Senhor embaixador, o seu mundo está em estado vegetativo. Quanto aos Brics “estão verdes não prestam”. Sejam o sejam é com eles que teremos que nos entender sem termos de perfilhar os valores de muitos deles.
A Rússia, num tempo de grande dificuldade
Não sei onde vê o Francisco esse tempo de grande dificuldade. A Rússia está com a economia a crescer a 3% ao ano; só um único país (a Polónia) da União Europeia atinge esse número. Gostaria mesmo que o Francisco nos explicasse em que aspetos da Rússia vê "grande dificuldade".
Pelo belo barómetro que são as resoluções da Assembleia Geral da ONU, percebeu-se que esse argumentário euro-americano começou por ter algum sucesso junto d[o] "Sul global".
O barómetro das Nações Unidas não é bom. O barómetro correto são as relações comerciais e financeiras com a Rússia. Que países do "Sul Global" deixaram de ter relações com a Rússia desde 2022? Praticamente nenhuns, diria eu.
É claro que nas Nações Unidas quase todos votaram contra a invasão da Ucrânia, mas praticamente ninguém, exceto os vassalos dos EUA, decidiu cortar relações com a Rússia por causa disso.
Segundo Alexander Mercouris, no seu podcast de ontem (22.10.2024), os jornais ingleses todos, sem exceção, referem-se ao encontro de vários líderes que está a ter lugar em Kazan mas jamais mencionam que se trata de uma cimeira dos BRICs. Ou seja, de acordo com esses jornais, por mero acaso deu na telha a diversos líderes internacionais irem todos a Kazan no mesmo dia - não há qualquer referência a terem lá ido por causa dos BRICs.

> **PARTES DO EXERCÍCIO**:
A - No texto sobre a Rússia e os BRICS, troque "barómetro" por "indicador" no trecho que vai de "Pelo belo barómetro" até "por causa disso.", inclusive, e transcreva esse trecho alterado.
B - Indique todos os países que o texto sobre a Rússia e os BRICS menciona pelo nome.

> **DADOS APRESENTADOS**:
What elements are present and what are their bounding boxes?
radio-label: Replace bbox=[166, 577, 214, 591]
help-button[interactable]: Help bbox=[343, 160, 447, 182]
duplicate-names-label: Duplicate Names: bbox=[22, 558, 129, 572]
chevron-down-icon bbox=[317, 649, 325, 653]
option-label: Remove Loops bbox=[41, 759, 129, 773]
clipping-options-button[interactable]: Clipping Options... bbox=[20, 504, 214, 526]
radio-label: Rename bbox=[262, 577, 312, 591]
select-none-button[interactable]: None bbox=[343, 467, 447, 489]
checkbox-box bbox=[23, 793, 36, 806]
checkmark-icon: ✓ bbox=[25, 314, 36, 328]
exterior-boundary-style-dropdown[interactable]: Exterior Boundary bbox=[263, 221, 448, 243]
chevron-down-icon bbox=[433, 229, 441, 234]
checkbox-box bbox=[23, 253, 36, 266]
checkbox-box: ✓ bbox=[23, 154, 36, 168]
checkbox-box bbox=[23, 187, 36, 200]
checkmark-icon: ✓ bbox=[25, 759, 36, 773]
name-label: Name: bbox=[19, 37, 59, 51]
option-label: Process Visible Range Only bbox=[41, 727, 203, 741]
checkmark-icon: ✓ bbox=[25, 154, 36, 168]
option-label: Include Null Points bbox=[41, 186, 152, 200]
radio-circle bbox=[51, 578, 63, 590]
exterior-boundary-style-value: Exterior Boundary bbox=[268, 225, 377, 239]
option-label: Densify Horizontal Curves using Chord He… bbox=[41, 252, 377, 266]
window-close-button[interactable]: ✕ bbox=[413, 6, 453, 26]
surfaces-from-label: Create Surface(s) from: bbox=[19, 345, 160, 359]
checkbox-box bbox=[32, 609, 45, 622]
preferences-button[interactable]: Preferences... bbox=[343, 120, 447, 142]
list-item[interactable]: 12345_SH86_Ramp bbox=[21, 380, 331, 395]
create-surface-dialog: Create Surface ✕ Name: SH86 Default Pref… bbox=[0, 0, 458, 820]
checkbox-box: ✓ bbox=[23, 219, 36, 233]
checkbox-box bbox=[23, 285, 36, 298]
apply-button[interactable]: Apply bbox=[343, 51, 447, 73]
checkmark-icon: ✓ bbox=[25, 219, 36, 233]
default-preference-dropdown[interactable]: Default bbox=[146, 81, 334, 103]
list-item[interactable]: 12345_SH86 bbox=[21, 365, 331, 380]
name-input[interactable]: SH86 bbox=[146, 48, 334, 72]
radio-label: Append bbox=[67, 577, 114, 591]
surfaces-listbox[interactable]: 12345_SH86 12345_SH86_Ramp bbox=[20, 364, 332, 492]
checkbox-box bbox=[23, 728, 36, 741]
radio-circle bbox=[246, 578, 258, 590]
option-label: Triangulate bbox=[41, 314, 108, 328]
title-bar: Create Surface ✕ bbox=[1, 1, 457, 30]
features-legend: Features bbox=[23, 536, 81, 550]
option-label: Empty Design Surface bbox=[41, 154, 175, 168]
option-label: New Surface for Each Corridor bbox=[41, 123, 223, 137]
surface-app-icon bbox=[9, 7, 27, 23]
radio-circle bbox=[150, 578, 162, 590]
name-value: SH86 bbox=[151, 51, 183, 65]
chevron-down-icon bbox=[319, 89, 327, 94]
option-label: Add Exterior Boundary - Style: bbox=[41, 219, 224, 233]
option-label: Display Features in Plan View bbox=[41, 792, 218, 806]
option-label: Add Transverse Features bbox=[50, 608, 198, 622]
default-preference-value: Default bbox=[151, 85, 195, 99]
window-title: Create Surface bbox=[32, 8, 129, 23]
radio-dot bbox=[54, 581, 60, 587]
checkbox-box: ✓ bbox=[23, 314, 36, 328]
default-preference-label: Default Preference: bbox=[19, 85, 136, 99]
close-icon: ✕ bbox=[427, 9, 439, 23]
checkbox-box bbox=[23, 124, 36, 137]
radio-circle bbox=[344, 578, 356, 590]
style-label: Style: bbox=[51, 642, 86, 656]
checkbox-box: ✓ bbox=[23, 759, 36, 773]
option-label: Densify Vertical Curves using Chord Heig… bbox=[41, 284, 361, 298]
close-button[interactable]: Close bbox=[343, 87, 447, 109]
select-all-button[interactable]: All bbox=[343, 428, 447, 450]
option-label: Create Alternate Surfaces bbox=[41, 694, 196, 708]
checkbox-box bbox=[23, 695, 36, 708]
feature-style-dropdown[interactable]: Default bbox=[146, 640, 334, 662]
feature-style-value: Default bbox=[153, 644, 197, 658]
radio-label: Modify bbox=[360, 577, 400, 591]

> **RESPOSTAS ÀS TAREFAS**:
A -
Pelo belo indicador que são as resoluções da Assembleia Geral da ONU, percebeu-se que esse argumentário euro-americano começou por ter algum sucesso junto d[o] "Sul global".
O indicador das Nações Unidas não é bom. O indicador correto são as relações comerciais e financeiras com a Rússia. Que países do "Sul Global" deixaram de ter relações com a Rússia desde 2022? Praticamente nenhuns, diria eu.
É claro que nas Nações Unidas quase todos votaram contra a invasão da Ucrânia, mas praticamente ninguém, exceto os vassalos dos EUA, decidiu cortar relações com a Rússia por causa disso.

B - Rússia, Polónia, Ucrânia e EUA.